-- start of Passage provided --

If the action implied in the bill applies to a second level domain,
that could end up blocking far more than the portion of a web site
that is said to infringe - it still looks like a blunt instrument to
me.

v


On Mon, Dec 19, 2011 at 1:06 AM, Richard Bennett <richard at bennett.com> wrote:
> The bill, less amendments agreed to in committee on Thursday, ?is here:
>
> http://judiciary.house.gov/hearings/pdf/HR%203261%20Managers%20Amendment.pdf
>
> If you're interested, read it and decide for yourself what it does. This
> amendment post-dates the drafting of the EFF letter you were asked to sign
> earlier. I think you will find that it does not declare that "the plaintiffs
> decide guilt."
>
> In particular: no domain can be blacklisted without a court order, and no
> signed domain can be blacklisted at all.
>
> RB
>
>
> On 12/18/2011 9:44 PM, Amelia A Lewis wrote:
>>
>> Tfu.
>>
>> The bill provides a non-judicial means of action for holders of
>> "intellectual property." ?The essence of american jurisprudence is that
>> it is *jurisprudence*, not private justice. ?The holders of IP already
>> have tools for court-mandated and court-moderated handling of illegal
>> activity. ?What they want is to bypass the unfortunate cost of going to
>> court, and this bill provides them that.
>>
>> It's a horrible bill. ?The writers have only the vaguest understanding
>> of the technical requirements and underpinning of the internet. ?The
>> plaintiffs decide guilt. ?This is not justice.
>>
>> Amy!

-- end of Passage provided --
-- start of Data entries --

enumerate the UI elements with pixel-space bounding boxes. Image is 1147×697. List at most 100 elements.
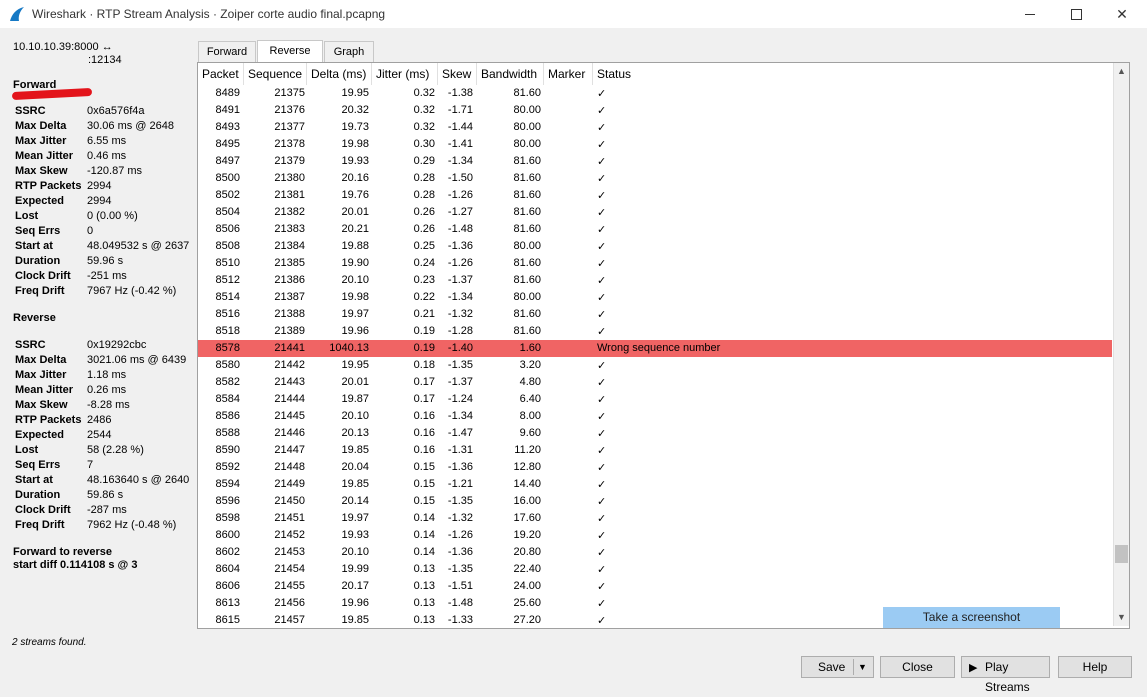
- cell-packet: 8584: [215, 393, 240, 405]
- maximize-button[interactable]: [1053, 0, 1099, 28]
- table-row[interactable]: 8493 21377 19.73 0.32 -1.44 80.00 ✓: [198, 119, 1112, 136]
- cell-sequence: 21457: [274, 614, 305, 626]
- table-row[interactable]: 8502 21381 19.76 0.28 -1.26 81.60 ✓: [198, 187, 1112, 204]
- table-row[interactable]: 8594 21449 19.85 0.15 -1.21 14.40 ✓: [198, 476, 1112, 493]
- table-row[interactable]: 8508 21384 19.88 0.25 -1.36 80.00 ✓: [198, 238, 1112, 255]
- cell-status: ✓: [597, 326, 607, 338]
- cell-sequence: 21448: [274, 461, 305, 473]
- col-sequence[interactable]: Sequence: [244, 63, 307, 85]
- cell-sequence: 21378: [274, 138, 305, 150]
- minimize-button[interactable]: [1007, 0, 1053, 28]
- table-row[interactable]: 8506 21383 20.21 0.26 -1.48 81.60 ✓: [198, 221, 1112, 238]
- cell-skew: -1.47: [447, 427, 473, 439]
- stat-key: Lost: [15, 210, 39, 222]
- table-row[interactable]: 8491 21376 20.32 0.32 -1.71 80.00 ✓: [198, 102, 1112, 119]
- cell-packet: 8578: [215, 342, 240, 354]
- table-row[interactable]: 8588 21446 20.13 0.16 -1.47 9.60 ✓: [198, 425, 1112, 442]
- tab-graph[interactable]: Graph: [324, 41, 374, 63]
- cell-sequence: 21442: [274, 359, 305, 371]
- table-row[interactable]: 8580 21442 19.95 0.18 -1.35 3.20 ✓: [198, 357, 1112, 374]
- cell-jitter: 0.16: [413, 427, 435, 439]
- dropdown-arrow-icon[interactable]: ▼: [858, 657, 867, 677]
- table-row[interactable]: 8516 21388 19.97 0.21 -1.32 81.60 ✓: [198, 306, 1112, 323]
- cell-packet: 8504: [215, 206, 240, 218]
- play-streams-button[interactable]: ▶ Play Streams: [961, 656, 1050, 694]
- cell-packet: 8580: [215, 359, 240, 371]
- scroll-up-icon[interactable]: ▲: [1114, 63, 1129, 80]
- cell-delta: 20.16: [341, 172, 369, 184]
- table-row[interactable]: 8586 21445 20.10 0.16 -1.34 8.00 ✓: [198, 408, 1112, 425]
- cell-delta: 19.98: [341, 291, 369, 303]
- rtp-packet-table[interactable]: Packet Sequence Delta (ms) Jitter (ms) S…: [197, 62, 1130, 629]
- cell-status: ✓: [597, 394, 607, 406]
- close-window-button[interactable]: ✕: [1099, 0, 1145, 28]
- stat-key: Max Jitter: [15, 369, 67, 381]
- table-row[interactable]: 8489 21375 19.95 0.32 -1.38 81.60 ✓: [198, 85, 1112, 102]
- table-row[interactable]: 8504 21382 20.01 0.26 -1.27 81.60 ✓: [198, 204, 1112, 221]
- table-row[interactable]: 8582 21443 20.01 0.17 -1.37 4.80 ✓: [198, 374, 1112, 391]
- col-status[interactable]: Status: [593, 63, 1112, 85]
- cell-jitter: 0.17: [413, 393, 435, 405]
- table-row[interactable]: 8518 21389 19.96 0.19 -1.28 81.60 ✓: [198, 323, 1112, 340]
- table-row[interactable]: 8510 21385 19.90 0.24 -1.26 81.60 ✓: [198, 255, 1112, 272]
- col-delta[interactable]: Delta (ms): [307, 63, 372, 85]
- help-button[interactable]: Help: [1058, 656, 1132, 678]
- table-row[interactable]: 8604 21454 19.99 0.13 -1.35 22.40 ✓: [198, 561, 1112, 578]
- cell-sequence: 21386: [274, 274, 305, 286]
- stat-value: -120.87 ms: [87, 165, 143, 177]
- stream-endpoint-line1: 10.10.10.39:8000 ↔: [13, 41, 113, 53]
- cell-skew: -1.26: [447, 529, 473, 541]
- save-button[interactable]: Save ▼: [801, 656, 874, 678]
- col-jitter[interactable]: Jitter (ms): [372, 63, 438, 85]
- table-row[interactable]: 8497 21379 19.93 0.29 -1.34 81.60 ✓: [198, 153, 1112, 170]
- cell-jitter: 0.13: [413, 580, 435, 592]
- minimize-icon: [1025, 13, 1035, 15]
- cell-delta: 19.97: [341, 308, 369, 320]
- table-row-error[interactable]: 8578 21441 1040.13 0.19 -1.40 1.60 Wrong seque…: [198, 340, 1112, 357]
- table-row[interactable]: 8512 21386 20.10 0.23 -1.37 81.60 ✓: [198, 272, 1112, 289]
- cell-skew: -1.33: [447, 614, 473, 626]
- cell-skew: -1.32: [447, 512, 473, 524]
- cell-packet: 8586: [215, 410, 240, 422]
- table-row[interactable]: 8596 21450 20.14 0.15 -1.35 16.00 ✓: [198, 493, 1112, 510]
- col-bandwidth[interactable]: Bandwidth: [477, 63, 544, 85]
- cell-skew: -1.40: [447, 342, 473, 354]
- table-row[interactable]: 8495 21378 19.98 0.30 -1.41 80.00 ✓: [198, 136, 1112, 153]
- stat-key: Max Skew: [15, 165, 68, 177]
- table-row[interactable]: 8606 21455 20.17 0.13 -1.51 24.00 ✓: [198, 578, 1112, 595]
- cell-skew: -1.41: [447, 138, 473, 150]
- table-row[interactable]: 8602 21453 20.10 0.14 -1.36 20.80 ✓: [198, 544, 1112, 561]
- table-row[interactable]: 8592 21448 20.04 0.15 -1.36 12.80 ✓: [198, 459, 1112, 476]
- table-row[interactable]: 8598 21451 19.97 0.14 -1.32 17.60 ✓: [198, 510, 1112, 527]
- tab-reverse[interactable]: Reverse: [257, 40, 323, 63]
- screenshot-tooltip: Take a screenshot: [883, 607, 1060, 628]
- scroll-thumb[interactable]: [1115, 545, 1128, 563]
- col-skew[interactable]: Skew: [438, 63, 477, 85]
- cell-status: ✓: [597, 513, 607, 525]
- col-packet[interactable]: Packet: [198, 63, 244, 85]
- table-row[interactable]: 8500 21380 20.16 0.28 -1.50 81.60 ✓: [198, 170, 1112, 187]
- cell-skew: -1.35: [447, 359, 473, 371]
- scroll-down-icon[interactable]: ▼: [1114, 609, 1129, 626]
- cell-bandwidth: 9.60: [519, 427, 541, 439]
- cell-packet: 8489: [215, 87, 240, 99]
- cell-status: ✓: [597, 292, 607, 304]
- table-vertical-scrollbar[interactable]: ▲ ▼: [1113, 63, 1129, 626]
- cell-jitter: 0.13: [413, 563, 435, 575]
- table-row[interactable]: 8590 21447 19.85 0.16 -1.31 11.20 ✓: [198, 442, 1112, 459]
- table-row[interactable]: 8584 21444 19.87 0.17 -1.24 6.40 ✓: [198, 391, 1112, 408]
- stat-key: Max Delta: [15, 120, 67, 132]
- cell-jitter: 0.24: [413, 257, 435, 269]
- close-button[interactable]: Close: [880, 656, 955, 678]
- cell-packet: 8491: [215, 104, 240, 116]
- cell-packet: 8615: [215, 614, 240, 626]
- table-row[interactable]: 8600 21452 19.93 0.14 -1.26 19.20 ✓: [198, 527, 1112, 544]
- cell-jitter: 0.15: [413, 461, 435, 473]
- col-marker[interactable]: Marker: [544, 63, 593, 85]
- table-row[interactable]: 8514 21387 19.98 0.22 -1.34 80.00 ✓: [198, 289, 1112, 306]
- tab-forward[interactable]: Forward: [198, 41, 256, 63]
- save-button-label: Save: [818, 660, 846, 674]
- stat-value: -251 ms: [87, 270, 127, 282]
- cell-skew: -1.31: [447, 444, 473, 456]
- cell-jitter: 0.32: [413, 87, 435, 99]
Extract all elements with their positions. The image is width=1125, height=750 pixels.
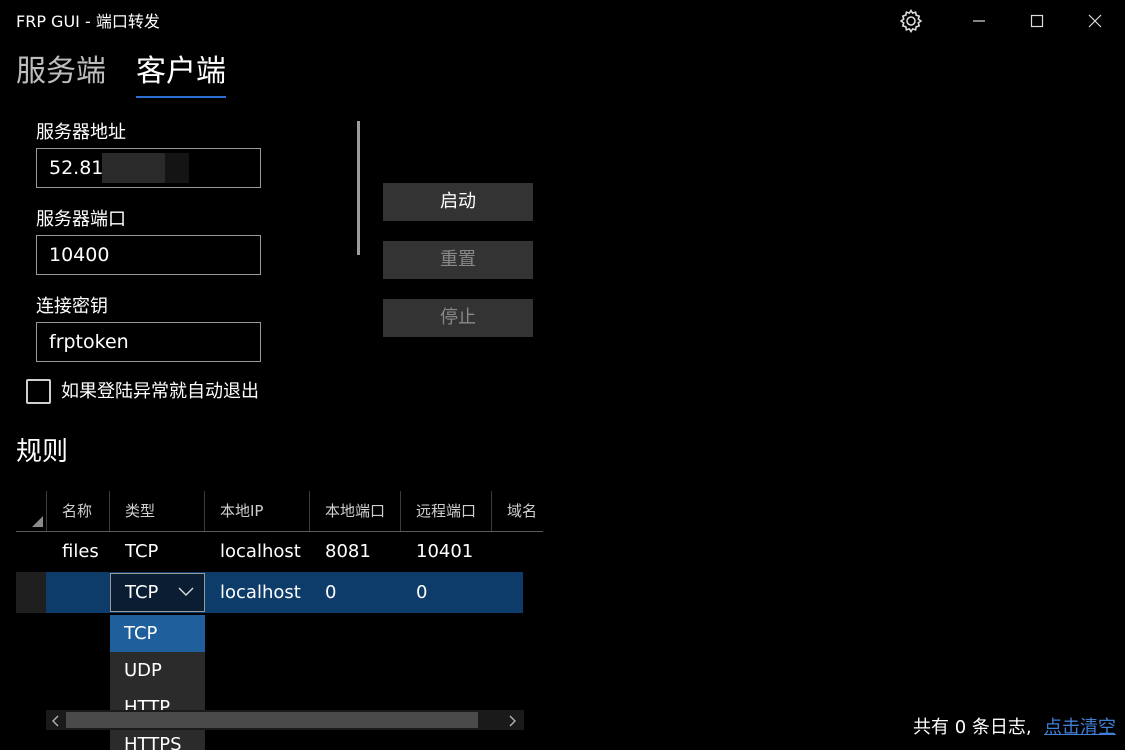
tab-client[interactable]: 客户端 <box>136 52 226 92</box>
auto-exit-label: 如果登陆异常就自动退出 <box>61 381 259 402</box>
cell-type[interactable]: TCP <box>109 532 158 572</box>
window-title: FRP GUI - 端口转发 <box>16 12 160 31</box>
close-button[interactable] <box>1066 0 1124 42</box>
log-count-text: 共有 0 条日志, <box>913 717 1032 738</box>
cell-remote-port[interactable]: 10401 <box>400 532 473 572</box>
chevron-right-icon <box>509 715 516 727</box>
scroll-left-button[interactable] <box>50 713 62 732</box>
settings-button[interactable] <box>882 0 940 42</box>
scrollbar-thumb[interactable] <box>66 712 478 728</box>
server-port-label: 服务器端口 <box>36 209 126 230</box>
dropdown-option-udp[interactable]: UDP <box>110 652 205 689</box>
column-header-domain[interactable]: 域名 <box>491 491 543 531</box>
rules-title: 规则 <box>16 437 69 467</box>
tab-server[interactable]: 服务端 <box>16 52 106 92</box>
column-header-local-ip[interactable]: 本地IP <box>204 491 309 531</box>
dropdown-option-tcp[interactable]: TCP <box>110 615 205 652</box>
row-header[interactable] <box>16 572 46 613</box>
close-icon <box>1088 14 1102 28</box>
maximize-icon <box>1030 14 1044 28</box>
token-input[interactable]: frptoken <box>36 322 261 362</box>
server-address-label: 服务器地址 <box>36 122 126 143</box>
chevron-down-icon <box>178 587 194 596</box>
active-tab-indicator <box>136 96 226 98</box>
maximize-button[interactable] <box>1008 0 1066 42</box>
redaction-mask <box>102 153 165 183</box>
cell-local-ip[interactable]: localhost <box>204 573 301 613</box>
column-header-name[interactable]: 名称 <box>46 491 109 531</box>
redaction-mask <box>165 153 189 183</box>
server-port-input[interactable]: 10400 <box>36 235 261 275</box>
panel-divider <box>357 121 360 255</box>
server-address-value: 52.81. <box>49 157 110 179</box>
type-combobox-value: TCP <box>125 582 159 603</box>
scroll-right-button[interactable] <box>506 713 518 732</box>
cell-local-port[interactable]: 8081 <box>309 532 371 572</box>
server-address-input[interactable]: 52.81. <box>36 148 261 188</box>
select-all-corner[interactable] <box>16 491 46 531</box>
type-combobox[interactable]: TCP <box>110 573 205 612</box>
minimize-icon <box>973 20 985 22</box>
cell-local-port[interactable]: 0 <box>309 573 336 613</box>
column-header-type[interactable]: 类型 <box>109 491 205 531</box>
chevron-left-icon <box>52 715 59 727</box>
auto-exit-checkbox[interactable] <box>26 379 51 404</box>
minimize-button[interactable] <box>950 0 1008 42</box>
column-header-local-port[interactable]: 本地端口 <box>309 491 400 531</box>
start-button[interactable]: 启动 <box>383 183 533 221</box>
cell-local-ip[interactable]: localhost <box>204 532 301 572</box>
corner-triangle-icon <box>32 516 43 527</box>
gear-icon <box>899 8 923 34</box>
reset-button[interactable]: 重置 <box>383 241 533 279</box>
stop-button[interactable]: 停止 <box>383 299 533 337</box>
token-label: 连接密钥 <box>36 296 108 317</box>
cell-remote-port[interactable]: 0 <box>400 573 427 613</box>
column-header-remote-port[interactable]: 远程端口 <box>400 491 491 531</box>
clear-log-link[interactable]: 点击清空 <box>1044 716 1116 740</box>
cell-name[interactable]: files <box>46 532 99 572</box>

-- end of Data entries --

Directions =
• a. From the email thread about the bill, set down word for word the part starting with "On Mon, Dec" and going on through "blacklisted at all.".
• b. Rewrite the paragraph of the email thread about the bill that begins "The bill provides a non-judicial means" in a shorter form that keeps its main facts.

Task-by-task outputs =
• a.
On Mon, Dec 19, 2011 at 1:06 AM, Richard Bennett <richard at bennett.com> wrote:
> The bill, less amendments agreed to in committee on Thursday, ?is here:
>
> http://judiciary.house.gov/hearings/pdf/HR%203261%20Managers%20Amendment.pdf
>
> If you're interested, read it and decide for yourself what it does. This
> amendment post-dates the drafting of the EFF letter you were asked to sign
> earlier. I think you will find that it does not declare that "the plaintiffs
> decide guilt."
>
> In particular: no domain can be blacklisted without a court order, and no
> signed domain can be blacklisted at all.

• b. The bill gives holders of "intellectual property" a way to act without the courts. American jurisprudence rests on courts, not private justice, and IP holders already have court-mandated and court-moderated tools for handling illegal activity. They want to avoid the cost of going to court, and the bill lets them do so.